[start]

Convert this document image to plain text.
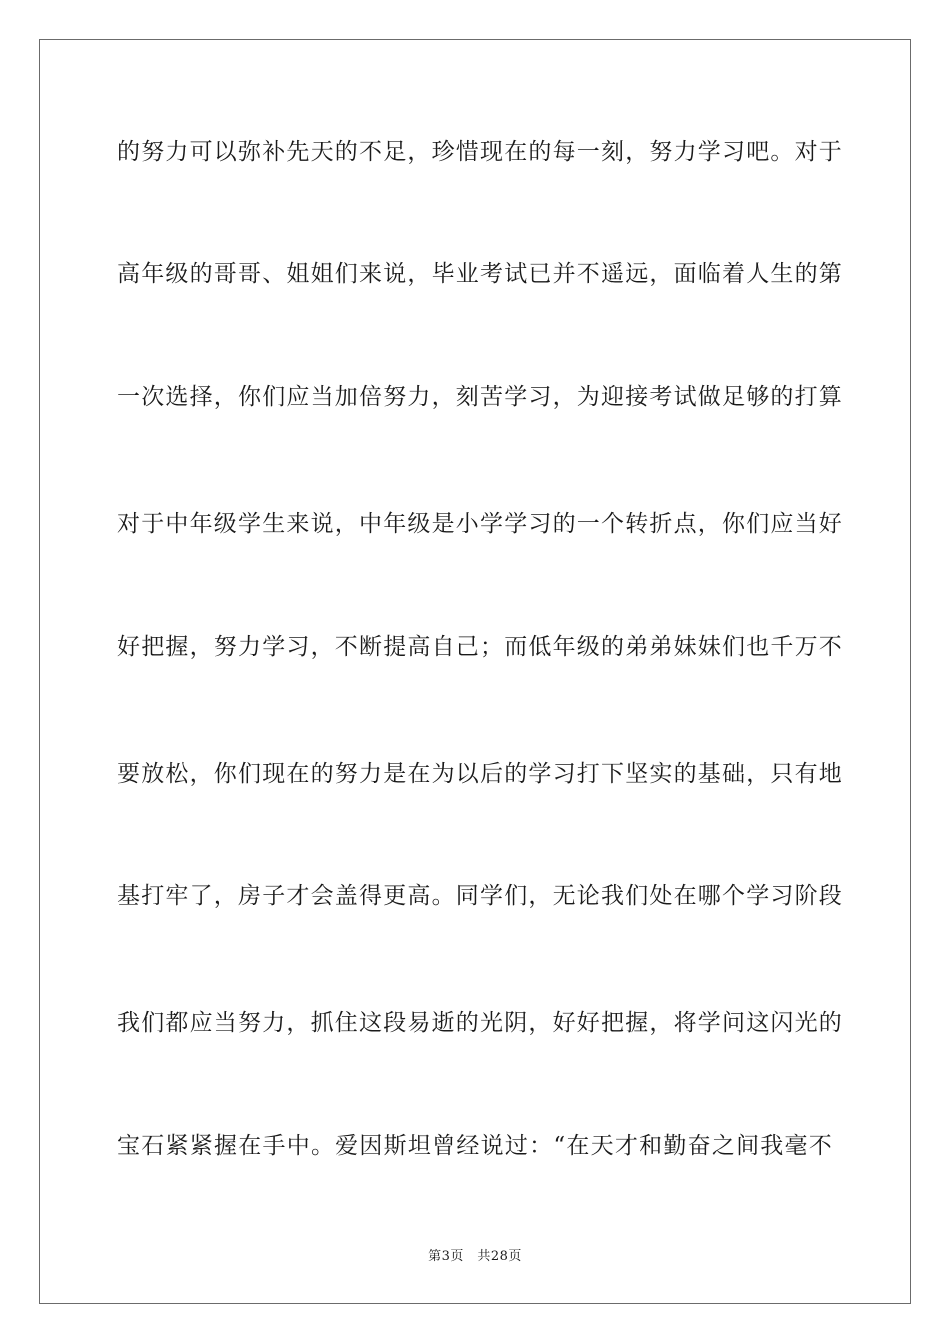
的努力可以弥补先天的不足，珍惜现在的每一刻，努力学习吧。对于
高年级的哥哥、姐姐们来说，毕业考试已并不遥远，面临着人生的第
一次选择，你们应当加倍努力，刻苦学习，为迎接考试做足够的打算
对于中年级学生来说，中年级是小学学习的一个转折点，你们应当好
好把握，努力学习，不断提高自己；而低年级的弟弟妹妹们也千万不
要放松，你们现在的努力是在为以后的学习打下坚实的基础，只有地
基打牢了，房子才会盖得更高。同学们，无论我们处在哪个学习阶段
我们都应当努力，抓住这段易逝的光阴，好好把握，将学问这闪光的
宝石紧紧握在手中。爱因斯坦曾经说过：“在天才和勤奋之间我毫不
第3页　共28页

[end]

Challenge: Nothing in the entries should change as you copy them, except that the pictures are left out.

Output for this task:
Convert this document image to plain text.
的努力可以弥补先天的不足，珍惜现在的每一刻，努力学习吧。对于
高年级的哥哥、姐姐们来说，毕业考试已并不遥远，面临着人生的第
一次选择，你们应当加倍努力，刻苦学习，为迎接考试做足够的打算
对于中年级学生来说，中年级是小学学习的一个转折点，你们应当好
好把握，努力学习，不断提高自己；而低年级的弟弟妹妹们也千万不
要放松，你们现在的努力是在为以后的学习打下坚实的基础，只有地
基打牢了，房子才会盖得更高。同学们，无论我们处在哪个学习阶段
我们都应当努力，抓住这段易逝的光阴，好好把握，将学问这闪光的
宝石紧紧握在手中。爱因斯坦曾经说过：“在天才和勤奋之间我毫不
第3页　共28页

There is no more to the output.